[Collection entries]
* BEGIN *

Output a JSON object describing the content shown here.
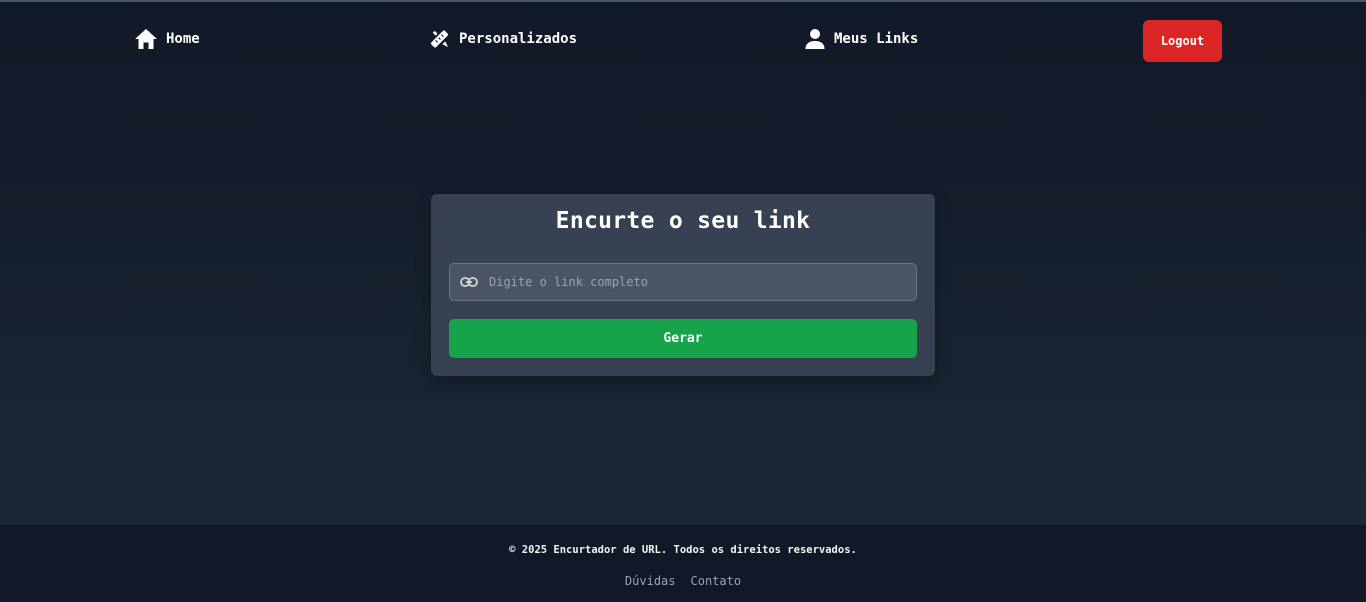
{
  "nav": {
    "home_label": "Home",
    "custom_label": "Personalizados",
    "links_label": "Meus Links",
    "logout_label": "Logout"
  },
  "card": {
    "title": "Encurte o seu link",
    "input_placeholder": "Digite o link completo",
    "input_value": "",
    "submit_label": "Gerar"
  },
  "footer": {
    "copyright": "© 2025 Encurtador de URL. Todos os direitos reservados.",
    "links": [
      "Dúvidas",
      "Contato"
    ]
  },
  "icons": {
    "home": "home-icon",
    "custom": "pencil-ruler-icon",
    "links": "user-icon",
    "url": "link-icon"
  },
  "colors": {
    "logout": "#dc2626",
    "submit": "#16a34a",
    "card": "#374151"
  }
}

* END *
* BEGIN *

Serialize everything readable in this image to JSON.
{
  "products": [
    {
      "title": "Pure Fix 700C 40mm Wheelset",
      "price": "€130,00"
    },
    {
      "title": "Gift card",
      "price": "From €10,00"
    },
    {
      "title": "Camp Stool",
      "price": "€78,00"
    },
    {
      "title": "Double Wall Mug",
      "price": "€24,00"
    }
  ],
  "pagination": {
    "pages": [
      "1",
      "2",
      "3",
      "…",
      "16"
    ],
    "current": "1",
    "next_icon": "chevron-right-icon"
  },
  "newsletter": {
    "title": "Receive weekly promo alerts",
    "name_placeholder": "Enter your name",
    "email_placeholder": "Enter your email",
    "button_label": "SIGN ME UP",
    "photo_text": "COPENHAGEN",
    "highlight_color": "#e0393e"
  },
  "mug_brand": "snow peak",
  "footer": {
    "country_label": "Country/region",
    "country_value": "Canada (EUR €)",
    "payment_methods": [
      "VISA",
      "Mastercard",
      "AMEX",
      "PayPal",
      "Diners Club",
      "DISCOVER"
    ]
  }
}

* END *

* What the task requires
Provide the number of lines containing the string "title", with no other output.

* Answer for this exercise
6